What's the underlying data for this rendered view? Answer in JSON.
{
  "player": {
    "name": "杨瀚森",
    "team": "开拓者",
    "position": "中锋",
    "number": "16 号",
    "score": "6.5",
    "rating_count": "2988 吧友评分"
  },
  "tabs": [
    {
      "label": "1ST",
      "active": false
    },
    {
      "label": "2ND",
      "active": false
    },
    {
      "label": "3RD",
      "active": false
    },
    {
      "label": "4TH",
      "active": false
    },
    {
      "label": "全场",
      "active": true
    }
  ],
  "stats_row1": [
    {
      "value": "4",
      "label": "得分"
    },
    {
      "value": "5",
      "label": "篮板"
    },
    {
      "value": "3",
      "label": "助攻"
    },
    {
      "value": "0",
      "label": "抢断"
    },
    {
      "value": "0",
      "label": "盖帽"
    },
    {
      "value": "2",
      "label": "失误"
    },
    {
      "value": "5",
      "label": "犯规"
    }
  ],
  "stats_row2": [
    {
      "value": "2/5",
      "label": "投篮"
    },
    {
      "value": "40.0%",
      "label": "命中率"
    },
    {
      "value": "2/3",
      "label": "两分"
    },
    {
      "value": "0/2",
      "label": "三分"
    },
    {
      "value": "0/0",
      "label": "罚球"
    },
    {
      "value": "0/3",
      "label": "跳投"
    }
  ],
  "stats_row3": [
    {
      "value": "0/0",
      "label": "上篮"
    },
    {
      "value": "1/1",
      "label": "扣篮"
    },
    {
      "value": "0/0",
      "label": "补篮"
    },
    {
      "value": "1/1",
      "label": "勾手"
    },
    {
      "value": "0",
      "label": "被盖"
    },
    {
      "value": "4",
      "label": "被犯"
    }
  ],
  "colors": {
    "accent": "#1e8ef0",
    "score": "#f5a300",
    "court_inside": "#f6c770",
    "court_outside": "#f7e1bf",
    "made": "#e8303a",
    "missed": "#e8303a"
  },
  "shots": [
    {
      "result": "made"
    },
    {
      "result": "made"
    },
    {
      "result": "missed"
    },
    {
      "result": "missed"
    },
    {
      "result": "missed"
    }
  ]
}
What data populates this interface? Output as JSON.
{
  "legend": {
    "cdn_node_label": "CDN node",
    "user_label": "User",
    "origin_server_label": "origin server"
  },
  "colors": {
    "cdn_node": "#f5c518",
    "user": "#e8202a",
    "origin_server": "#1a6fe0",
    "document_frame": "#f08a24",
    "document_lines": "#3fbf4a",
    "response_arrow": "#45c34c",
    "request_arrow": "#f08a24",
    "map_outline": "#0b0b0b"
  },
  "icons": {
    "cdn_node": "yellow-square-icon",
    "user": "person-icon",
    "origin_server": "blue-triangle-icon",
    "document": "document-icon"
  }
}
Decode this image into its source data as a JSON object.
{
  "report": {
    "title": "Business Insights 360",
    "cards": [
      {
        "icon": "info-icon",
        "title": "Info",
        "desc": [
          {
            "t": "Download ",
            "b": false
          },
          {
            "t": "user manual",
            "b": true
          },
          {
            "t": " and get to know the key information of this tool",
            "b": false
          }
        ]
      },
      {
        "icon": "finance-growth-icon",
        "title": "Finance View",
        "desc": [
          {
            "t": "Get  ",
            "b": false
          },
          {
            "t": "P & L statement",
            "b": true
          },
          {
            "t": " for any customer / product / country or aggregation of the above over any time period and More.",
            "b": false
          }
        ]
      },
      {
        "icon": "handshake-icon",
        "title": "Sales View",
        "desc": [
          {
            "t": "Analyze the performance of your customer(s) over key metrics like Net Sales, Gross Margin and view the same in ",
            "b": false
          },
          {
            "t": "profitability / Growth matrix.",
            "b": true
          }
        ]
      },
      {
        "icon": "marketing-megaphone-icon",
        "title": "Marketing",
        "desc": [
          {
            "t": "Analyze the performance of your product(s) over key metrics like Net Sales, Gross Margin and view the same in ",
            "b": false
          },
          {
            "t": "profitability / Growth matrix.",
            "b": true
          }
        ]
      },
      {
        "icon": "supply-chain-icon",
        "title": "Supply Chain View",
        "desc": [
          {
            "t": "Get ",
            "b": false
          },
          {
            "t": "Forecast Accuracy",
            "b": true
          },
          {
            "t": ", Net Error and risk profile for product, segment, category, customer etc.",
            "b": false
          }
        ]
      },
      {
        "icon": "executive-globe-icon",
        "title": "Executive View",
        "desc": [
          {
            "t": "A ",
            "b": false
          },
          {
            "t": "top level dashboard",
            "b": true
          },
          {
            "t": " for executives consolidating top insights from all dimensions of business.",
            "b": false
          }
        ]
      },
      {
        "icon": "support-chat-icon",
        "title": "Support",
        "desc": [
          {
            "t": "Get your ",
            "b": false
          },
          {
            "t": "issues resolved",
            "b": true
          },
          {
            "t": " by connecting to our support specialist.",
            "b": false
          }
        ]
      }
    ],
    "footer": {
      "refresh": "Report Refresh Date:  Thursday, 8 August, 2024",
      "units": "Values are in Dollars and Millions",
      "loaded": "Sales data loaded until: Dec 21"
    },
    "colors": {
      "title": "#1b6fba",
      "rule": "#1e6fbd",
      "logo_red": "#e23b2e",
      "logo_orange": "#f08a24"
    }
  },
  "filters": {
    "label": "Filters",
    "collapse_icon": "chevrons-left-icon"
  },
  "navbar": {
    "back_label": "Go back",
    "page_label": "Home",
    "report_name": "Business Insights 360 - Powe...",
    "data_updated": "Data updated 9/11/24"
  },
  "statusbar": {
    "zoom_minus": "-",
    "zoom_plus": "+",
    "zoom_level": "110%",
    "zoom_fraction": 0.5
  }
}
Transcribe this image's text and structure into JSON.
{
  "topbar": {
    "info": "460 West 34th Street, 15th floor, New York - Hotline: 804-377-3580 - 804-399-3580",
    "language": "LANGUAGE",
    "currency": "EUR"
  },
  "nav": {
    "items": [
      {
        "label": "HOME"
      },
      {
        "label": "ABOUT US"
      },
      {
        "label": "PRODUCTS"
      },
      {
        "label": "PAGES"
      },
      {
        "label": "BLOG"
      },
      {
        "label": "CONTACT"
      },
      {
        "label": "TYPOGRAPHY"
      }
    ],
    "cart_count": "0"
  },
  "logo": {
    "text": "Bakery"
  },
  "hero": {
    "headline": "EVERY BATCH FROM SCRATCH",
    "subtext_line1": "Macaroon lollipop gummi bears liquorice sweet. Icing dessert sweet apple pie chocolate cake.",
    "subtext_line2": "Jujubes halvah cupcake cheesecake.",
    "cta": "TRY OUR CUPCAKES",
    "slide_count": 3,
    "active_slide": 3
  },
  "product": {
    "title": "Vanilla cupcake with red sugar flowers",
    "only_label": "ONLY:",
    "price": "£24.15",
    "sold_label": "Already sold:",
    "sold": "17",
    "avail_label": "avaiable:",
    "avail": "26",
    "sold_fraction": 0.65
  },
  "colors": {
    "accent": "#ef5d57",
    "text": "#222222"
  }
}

■ ■ ■ ■ ■

■ TO BE DONE ■
Each line of the material should be duplicated exactly, please.

■ SOLUTION TO THIS TASK ■
What's the underlying data for this rendered view? Answer in JSON.
{
  "player": {
    "name": "杨瀚森",
    "team": "开拓者",
    "position": "中锋",
    "number": "16 号",
    "score": "6.5",
    "rating_count": "2988 吧友评分"
  },
  "tabs": [
    {
      "label": "1ST",
      "active": false
    },
    {
      "label": "2ND",
      "active": false
    },
    {
      "label": "3RD",
      "active": false
    },
    {
      "label": "4TH",
      "active": false
    },
    {
      "label": "全场",
      "active": true
    }
  ],
  "stats_row1": [
    {
      "value": "4",
      "label": "得分"
    },
    {
      "value": "5",
      "label": "篮板"
    },
    {
      "value": "3",
      "label": "助攻"
    },
    {
      "value": "0",
      "label": "抢断"
    },
    {
      "value": "0",
      "label": "盖帽"
    },
    {
      "value": "2",
      "label": "失误"
    },
    {
      "value": "5",
      "label": "犯规"
    }
  ],
  "stats_row2": [
    {
      "value": "2/5",
      "label": "投篮"
    },
    {
      "value": "40.0%",
      "label": "命中率"
    },
    {
      "value": "2/3",
      "label": "两分"
    },
    {
      "value": "0/2",
      "label": "三分"
    },
    {
      "value": "0/0",
      "label": "罚球"
    },
    {
      "value": "0/3",
      "label": "跳投"
    }
  ],
  "stats_row3": [
    {
      "value": "0/0",
      "label": "上篮"
    },
    {
      "value": "1/1",
      "label": "扣篮"
    },
    {
      "value": "0/0",
      "label": "补篮"
    },
    {
      "value": "1/1",
      "label": "勾手"
    },
    {
      "value": "0",
      "label": "被盖"
    },
    {
      "value": "4",
      "label": "被犯"
    }
  ],
  "colors": {
    "accent": "#1e8ef0",
    "score": "#f5a300",
    "court_inside": "#f6c770",
    "court_outside": "#f7e1bf",
    "made": "#e8303a",
    "missed": "#e8303a"
  },
  "shots": [
    {
      "result": "made"
    },
    {
      "result": "made"
    },
    {
      "result": "missed"
    },
    {
      "result": "missed"
    },
    {
      "result": "missed"
    }
  ]
}
What data populates this interface? Output as JSON.
{
  "legend": {
    "cdn_node_label": "CDN node",
    "user_label": "User",
    "origin_server_label": "origin server"
  },
  "colors": {
    "cdn_node": "#f5c518",
    "user": "#e8202a",
    "origin_server": "#1a6fe0",
    "document_frame": "#f08a24",
    "document_lines": "#3fbf4a",
    "response_arrow": "#45c34c",
    "request_arrow": "#f08a24",
    "map_outline": "#0b0b0b"
  },
  "icons": {
    "cdn_node": "yellow-square-icon",
    "user": "person-icon",
    "origin_server": "blue-triangle-icon",
    "document": "document-icon"
  }
}
Decode this image into its source data as a JSON object.
{
  "report": {
    "title": "Business Insights 360",
    "cards": [
      {
        "icon": "info-icon",
        "title": "Info",
        "desc": [
          {
            "t": "Download ",
            "b": false
          },
          {
            "t": "user manual",
            "b": true
          },
          {
            "t": " and get to know the key information of this tool",
            "b": false
          }
        ]
      },
      {
        "icon": "finance-growth-icon",
        "title": "Finance View",
        "desc": [
          {
            "t": "Get  ",
            "b": false
          },
          {
            "t": "P & L statement",
            "b": true
          },
          {
            "t": " for any customer / product / country or aggregation of the above over any time period and More.",
            "b": false
          }
        ]
      },
      {
        "icon": "handshake-icon",
        "title": "Sales View",
        "desc": [
          {
            "t": "Analyze the performance of your customer(s) over key metrics like Net Sales, Gross Margin and view the same in ",
            "b": false
          },
          {
            "t": "profitability / Growth matrix.",
            "b": true
          }
        ]
      },
      {
        "icon": "marketing-megaphone-icon",
        "title": "Marketing",
        "desc": [
          {
            "t": "Analyze the performance of your product(s) over key metrics like Net Sales, Gross Margin and view the same in ",
            "b": false
          },
          {
            "t": "profitability / Growth matrix.",
            "b": true
          }
        ]
      },
      {
        "icon": "supply-chain-icon",
        "title": "Supply Chain View",
        "desc": [
          {
            "t": "Get ",
            "b": false
          },
          {
            "t": "Forecast Accuracy",
            "b": true
          },
          {
            "t": ", Net Error and risk profile for product, segment, category, customer etc.",
            "b": false
          }
        ]
      },
      {
        "icon": "executive-globe-icon",
        "title": "Executive View",
        "desc": [
          {
            "t": "A ",
            "b": false
          },
          {
            "t": "top level dashboard",
            "b": true
          },
          {
            "t": " for executives consolidating top insights from all dimensions of business.",
            "b": false
          }
        ]
      },
      {
        "icon": "support-chat-icon",
        "title": "Support",
        "desc": [
          {
            "t": "Get your ",
            "b": false
          },
          {
            "t": "issues resolved",
            "b": true
          },
          {
            "t": " by connecting to our support specialist.",
            "b": false
          }
        ]
      }
    ],
    "footer": {
      "refresh": "Report Refresh Date:  Thursday, 8 August, 2024",
      "units": "Values are in Dollars and Millions",
      "loaded": "Sales data loaded until: Dec 21"
    },
    "colors": {
      "title": "#1b6fba",
      "rule": "#1e6fbd",
      "logo_red": "#e23b2e",
      "logo_orange": "#f08a24"
    }
  },
  "filters": {
    "label": "Filters",
    "collapse_icon": "chevrons-left-icon"
  },
  "navbar": {
    "back_label": "Go back",
    "page_label": "Home",
    "report_name": "Business Insights 360 - Powe...",
    "data_updated": "Data updated 9/11/24"
  },
  "statusbar": {
    "zoom_minus": "-",
    "zoom_plus": "+",
    "zoom_level": "110%",
    "zoom_fraction": 0.5
  }
}
Transcribe this image's text and structure into JSON.
{
  "topbar": {
    "info": "460 West 34th Street, 15th floor, New York - Hotline: 804-377-3580 - 804-399-3580",
    "language": "LANGUAGE",
    "currency": "EUR"
  },
  "nav": {
    "items": [
      {
        "label": "HOME"
      },
      {
        "label": "ABOUT US"
      },
      {
        "label": "PRODUCTS"
      },
      {
        "label": "PAGES"
      },
      {
        "label": "BLOG"
      },
      {
        "label": "CONTACT"
      },
      {
        "label": "TYPOGRAPHY"
      }
    ],
    "cart_count": "0"
  },
  "logo": {
    "text": "Bakery"
  },
  "hero": {
    "headline": "EVERY BATCH FROM SCRATCH",
    "subtext_line1": "Macaroon lollipop gummi bears liquorice sweet. Icing dessert sweet apple pie chocolate cake.",
    "subtext_line2": "Jujubes halvah cupcake cheesecake.",
    "cta": "TRY OUR CUPCAKES",
    "slide_count": 3,
    "active_slide": 3
  },
  "product": {
    "title": "Vanilla cupcake with red sugar flowers",
    "only_label": "ONLY:",
    "price": "£24.15",
    "sold_label": "Already sold:",
    "sold": "17",
    "avail_label": "avaiable:",
    "avail": "26",
    "sold_fraction": 0.65
  },
  "colors": {
    "accent": "#ef5d57",
    "text": "#222222"
  }
}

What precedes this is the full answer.